Task to complete: Repeat exactly each line of the data provided below.

Records for this exercise:
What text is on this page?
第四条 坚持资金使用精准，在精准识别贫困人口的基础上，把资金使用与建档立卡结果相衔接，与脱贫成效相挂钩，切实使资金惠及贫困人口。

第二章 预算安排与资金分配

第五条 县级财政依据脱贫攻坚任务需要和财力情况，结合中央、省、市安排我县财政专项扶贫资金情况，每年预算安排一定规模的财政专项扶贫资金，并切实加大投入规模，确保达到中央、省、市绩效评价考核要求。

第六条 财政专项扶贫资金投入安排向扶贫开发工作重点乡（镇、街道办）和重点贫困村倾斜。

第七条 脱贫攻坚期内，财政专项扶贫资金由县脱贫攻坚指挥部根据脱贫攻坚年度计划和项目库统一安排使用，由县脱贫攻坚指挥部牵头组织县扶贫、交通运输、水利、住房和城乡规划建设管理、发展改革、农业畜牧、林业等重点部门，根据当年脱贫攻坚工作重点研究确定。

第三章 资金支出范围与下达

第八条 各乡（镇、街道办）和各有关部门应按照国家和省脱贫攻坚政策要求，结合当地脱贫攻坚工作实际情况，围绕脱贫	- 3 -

Response below:
What text is on this page?
第四条 坚持资金使用精准，在精准识别贫困人口的基础上，把资金使用与建档立卡结果相衔接，与脱贫成效相挂钩，切实使资金惠及贫困人口。

第二章 预算安排与资金分配

第五条 县级财政依据脱贫攻坚任务需要和财力情况，结合中央、省、市安排我县财政专项扶贫资金情况，每年预算安排一定规模的财政专项扶贫资金，并切实加大投入规模，确保达到中央、省、市绩效评价考核要求。

第六条 财政专项扶贫资金投入安排向扶贫开发工作重点乡（镇、街道办）和重点贫困村倾斜。

第七条 脱贫攻坚期内，财政专项扶贫资金由县脱贫攻坚指挥部根据脱贫攻坚年度计划和项目库统一安排使用，由县脱贫攻坚指挥部牵头组织县扶贫、交通运输、水利、住房和城乡规划建设管理、发展改革、农业畜牧、林业等重点部门，根据当年脱贫攻坚工作重点研究确定。

第三章 资金支出范围与下达

第八条 各乡（镇、街道办）和各有关部门应按照国家和省脱贫攻坚政策要求，结合当地脱贫攻坚工作实际情况，围绕脱贫	- 3 -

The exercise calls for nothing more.